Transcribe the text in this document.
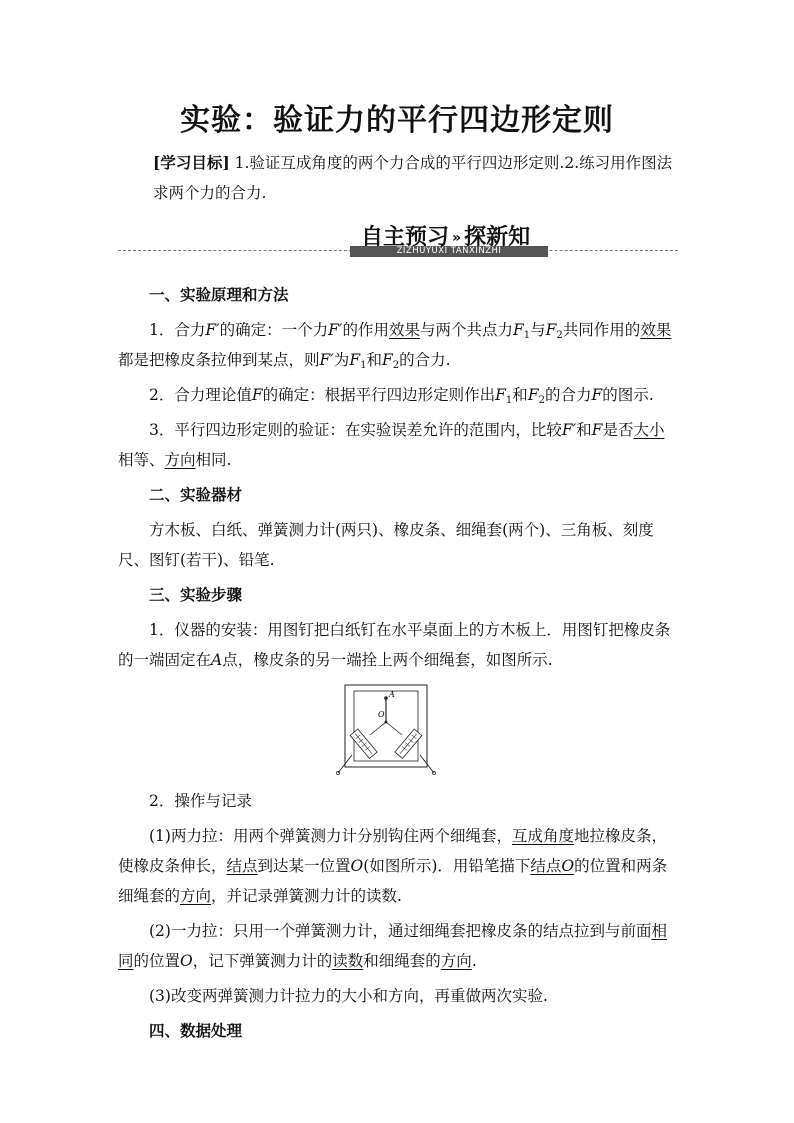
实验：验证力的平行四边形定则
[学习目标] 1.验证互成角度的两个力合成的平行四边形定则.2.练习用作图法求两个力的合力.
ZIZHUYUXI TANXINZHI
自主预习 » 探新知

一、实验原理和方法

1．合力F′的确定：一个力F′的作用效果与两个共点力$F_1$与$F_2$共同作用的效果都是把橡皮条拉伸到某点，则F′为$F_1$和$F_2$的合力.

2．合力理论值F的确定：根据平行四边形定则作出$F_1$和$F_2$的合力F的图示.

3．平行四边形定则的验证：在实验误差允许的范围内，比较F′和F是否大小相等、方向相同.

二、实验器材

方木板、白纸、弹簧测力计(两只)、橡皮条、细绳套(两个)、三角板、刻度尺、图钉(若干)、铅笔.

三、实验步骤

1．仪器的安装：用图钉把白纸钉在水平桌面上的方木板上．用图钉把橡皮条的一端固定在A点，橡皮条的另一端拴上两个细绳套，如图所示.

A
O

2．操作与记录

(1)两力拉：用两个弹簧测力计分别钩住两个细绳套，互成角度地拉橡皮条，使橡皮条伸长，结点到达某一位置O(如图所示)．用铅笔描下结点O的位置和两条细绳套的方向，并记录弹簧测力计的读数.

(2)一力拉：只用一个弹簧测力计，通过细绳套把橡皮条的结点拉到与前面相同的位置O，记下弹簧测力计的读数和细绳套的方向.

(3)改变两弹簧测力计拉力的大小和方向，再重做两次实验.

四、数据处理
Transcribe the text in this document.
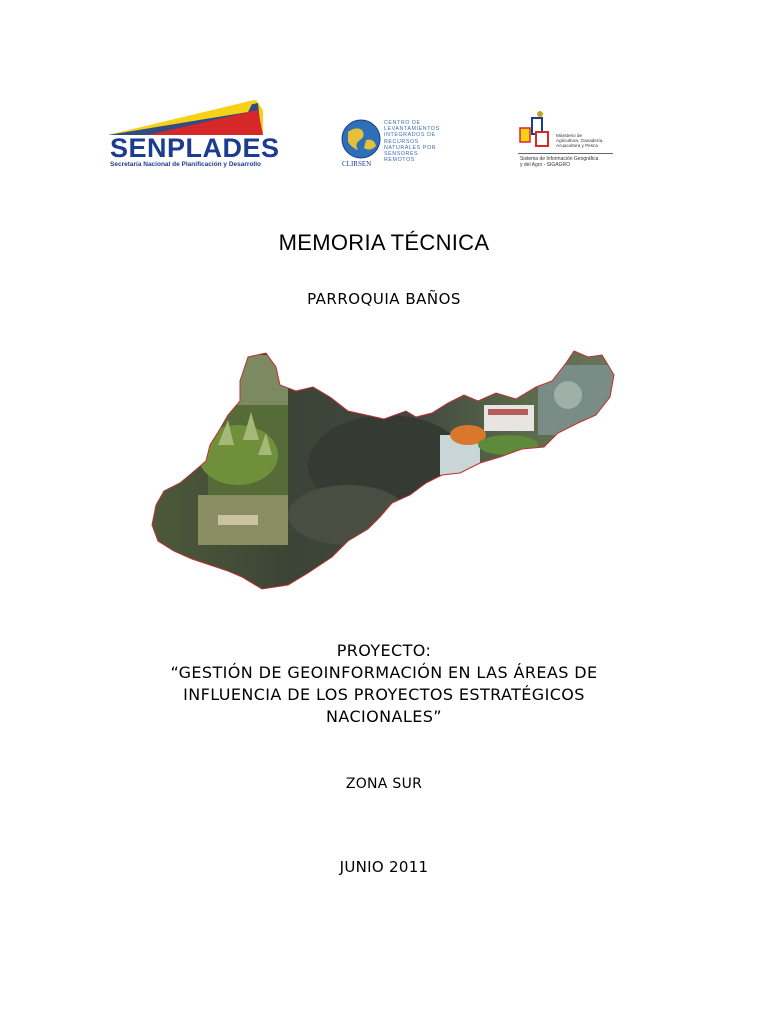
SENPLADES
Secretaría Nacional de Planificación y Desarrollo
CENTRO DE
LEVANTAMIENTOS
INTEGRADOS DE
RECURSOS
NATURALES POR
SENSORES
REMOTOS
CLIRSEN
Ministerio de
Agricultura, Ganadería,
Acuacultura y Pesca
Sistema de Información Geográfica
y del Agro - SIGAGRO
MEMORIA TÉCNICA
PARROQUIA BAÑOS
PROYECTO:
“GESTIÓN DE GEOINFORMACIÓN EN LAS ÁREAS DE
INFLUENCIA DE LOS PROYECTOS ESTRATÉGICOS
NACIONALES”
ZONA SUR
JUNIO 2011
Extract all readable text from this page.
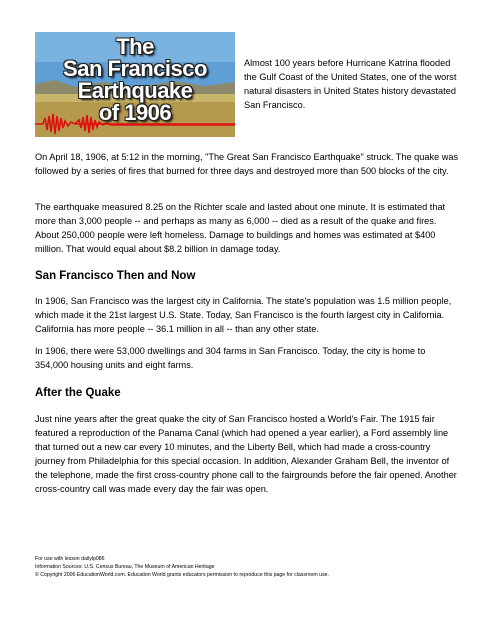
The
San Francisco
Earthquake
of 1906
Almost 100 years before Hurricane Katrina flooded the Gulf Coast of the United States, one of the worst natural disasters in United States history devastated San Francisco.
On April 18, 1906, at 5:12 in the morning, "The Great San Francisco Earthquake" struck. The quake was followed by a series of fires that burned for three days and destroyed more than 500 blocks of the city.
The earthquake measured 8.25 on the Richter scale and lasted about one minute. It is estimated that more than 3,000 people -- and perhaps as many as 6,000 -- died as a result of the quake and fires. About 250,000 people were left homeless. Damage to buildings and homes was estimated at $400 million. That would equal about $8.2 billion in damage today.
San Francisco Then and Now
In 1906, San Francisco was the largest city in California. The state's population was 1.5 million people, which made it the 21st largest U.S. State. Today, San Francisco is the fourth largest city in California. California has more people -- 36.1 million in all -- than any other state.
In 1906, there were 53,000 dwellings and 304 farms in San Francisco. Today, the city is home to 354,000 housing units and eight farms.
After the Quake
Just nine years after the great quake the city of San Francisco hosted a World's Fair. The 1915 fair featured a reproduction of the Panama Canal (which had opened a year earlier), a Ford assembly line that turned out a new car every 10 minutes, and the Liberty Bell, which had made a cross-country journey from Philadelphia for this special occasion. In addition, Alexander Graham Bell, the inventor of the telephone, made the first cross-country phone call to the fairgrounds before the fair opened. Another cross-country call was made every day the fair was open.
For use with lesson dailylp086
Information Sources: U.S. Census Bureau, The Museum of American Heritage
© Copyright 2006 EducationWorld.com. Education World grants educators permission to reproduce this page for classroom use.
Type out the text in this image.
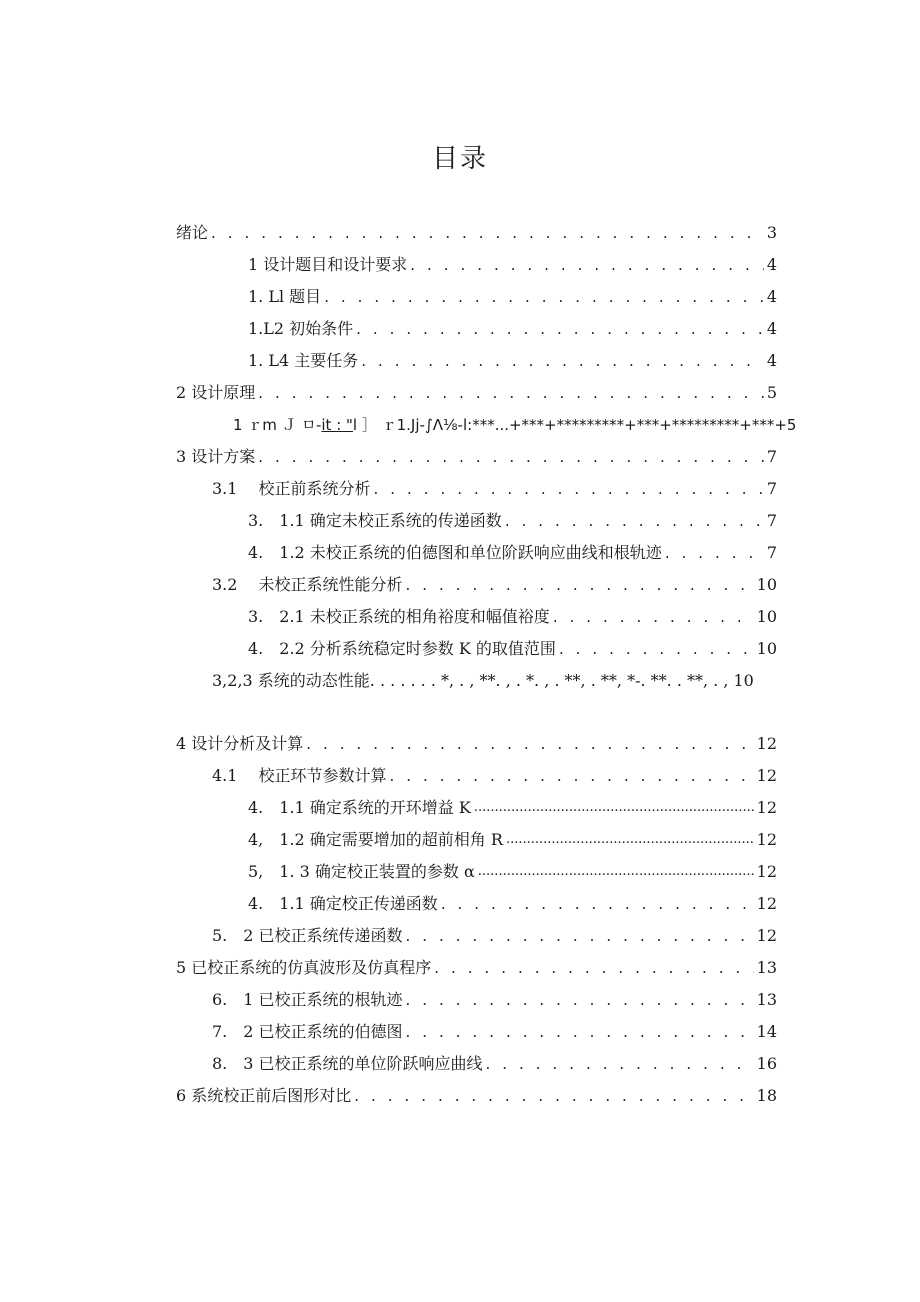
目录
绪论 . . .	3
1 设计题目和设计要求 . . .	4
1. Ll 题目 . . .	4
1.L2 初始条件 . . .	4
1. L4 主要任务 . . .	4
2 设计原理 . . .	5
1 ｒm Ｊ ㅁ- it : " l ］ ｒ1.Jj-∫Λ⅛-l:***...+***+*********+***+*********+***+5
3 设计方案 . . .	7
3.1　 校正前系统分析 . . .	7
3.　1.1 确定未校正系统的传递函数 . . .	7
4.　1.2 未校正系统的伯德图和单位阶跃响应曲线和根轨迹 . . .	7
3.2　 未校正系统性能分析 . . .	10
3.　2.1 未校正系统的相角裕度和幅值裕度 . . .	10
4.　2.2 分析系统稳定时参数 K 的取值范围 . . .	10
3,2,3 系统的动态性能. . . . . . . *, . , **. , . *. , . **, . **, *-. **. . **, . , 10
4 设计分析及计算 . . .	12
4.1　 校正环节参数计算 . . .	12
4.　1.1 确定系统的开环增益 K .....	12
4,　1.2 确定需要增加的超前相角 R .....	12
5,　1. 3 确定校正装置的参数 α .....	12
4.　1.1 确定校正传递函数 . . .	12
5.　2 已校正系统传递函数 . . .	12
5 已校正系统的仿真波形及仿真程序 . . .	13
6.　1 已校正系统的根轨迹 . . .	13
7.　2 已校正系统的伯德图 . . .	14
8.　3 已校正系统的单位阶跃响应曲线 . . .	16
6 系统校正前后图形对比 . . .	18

* * * *

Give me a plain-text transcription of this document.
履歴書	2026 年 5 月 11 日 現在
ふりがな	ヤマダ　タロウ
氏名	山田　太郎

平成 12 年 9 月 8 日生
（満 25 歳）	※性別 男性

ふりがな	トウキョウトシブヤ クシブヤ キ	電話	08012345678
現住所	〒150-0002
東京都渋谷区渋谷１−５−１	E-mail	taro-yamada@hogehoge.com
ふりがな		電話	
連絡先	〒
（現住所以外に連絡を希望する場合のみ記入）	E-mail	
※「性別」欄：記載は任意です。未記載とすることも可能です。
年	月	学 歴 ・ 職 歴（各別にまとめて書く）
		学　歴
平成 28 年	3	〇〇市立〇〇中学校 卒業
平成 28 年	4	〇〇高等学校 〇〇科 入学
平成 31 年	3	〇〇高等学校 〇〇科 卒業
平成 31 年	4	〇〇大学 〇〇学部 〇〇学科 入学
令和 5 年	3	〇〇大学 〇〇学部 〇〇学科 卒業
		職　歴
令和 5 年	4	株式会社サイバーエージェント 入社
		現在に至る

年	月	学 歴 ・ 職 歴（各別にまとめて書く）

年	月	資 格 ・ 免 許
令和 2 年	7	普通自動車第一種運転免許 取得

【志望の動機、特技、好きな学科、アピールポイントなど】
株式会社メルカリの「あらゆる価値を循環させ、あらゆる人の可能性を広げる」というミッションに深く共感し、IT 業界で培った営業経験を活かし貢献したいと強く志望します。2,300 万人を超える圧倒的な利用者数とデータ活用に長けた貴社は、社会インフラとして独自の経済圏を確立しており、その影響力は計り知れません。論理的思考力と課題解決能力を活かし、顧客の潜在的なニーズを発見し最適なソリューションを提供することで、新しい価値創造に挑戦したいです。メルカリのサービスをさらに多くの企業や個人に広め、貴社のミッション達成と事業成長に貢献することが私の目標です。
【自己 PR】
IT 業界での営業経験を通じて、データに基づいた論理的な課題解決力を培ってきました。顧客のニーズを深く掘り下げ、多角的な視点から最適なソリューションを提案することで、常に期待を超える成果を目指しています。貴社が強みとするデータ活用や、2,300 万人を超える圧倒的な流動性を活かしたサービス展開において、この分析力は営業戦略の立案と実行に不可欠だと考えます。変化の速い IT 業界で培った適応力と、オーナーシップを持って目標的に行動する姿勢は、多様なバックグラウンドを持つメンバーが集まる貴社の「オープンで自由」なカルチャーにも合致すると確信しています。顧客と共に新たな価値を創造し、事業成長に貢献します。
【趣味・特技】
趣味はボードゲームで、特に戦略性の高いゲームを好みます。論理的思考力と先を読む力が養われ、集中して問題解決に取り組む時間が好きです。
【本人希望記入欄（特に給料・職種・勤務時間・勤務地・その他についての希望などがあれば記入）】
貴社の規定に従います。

* * * *

Set problem
Filter the records for lines holding the string "如图所示". Copy each one.

Expected answer
1．仪器的安装：用图钉把白纸钉在水平桌面上的方木板上．用图钉把橡皮条的一端固定在A点，橡皮条的另一端拴上两个细绳套，如图所示.
(1)两力拉：用两个弹簧测力计分别钩住两个细绳套，互成角度地拉橡皮条，使橡皮条伸长，结点到达某一位置O(如图所示)．用铅笔描下结点O的位置和两条细绳套的方向，并记录弹簧测力计的读数.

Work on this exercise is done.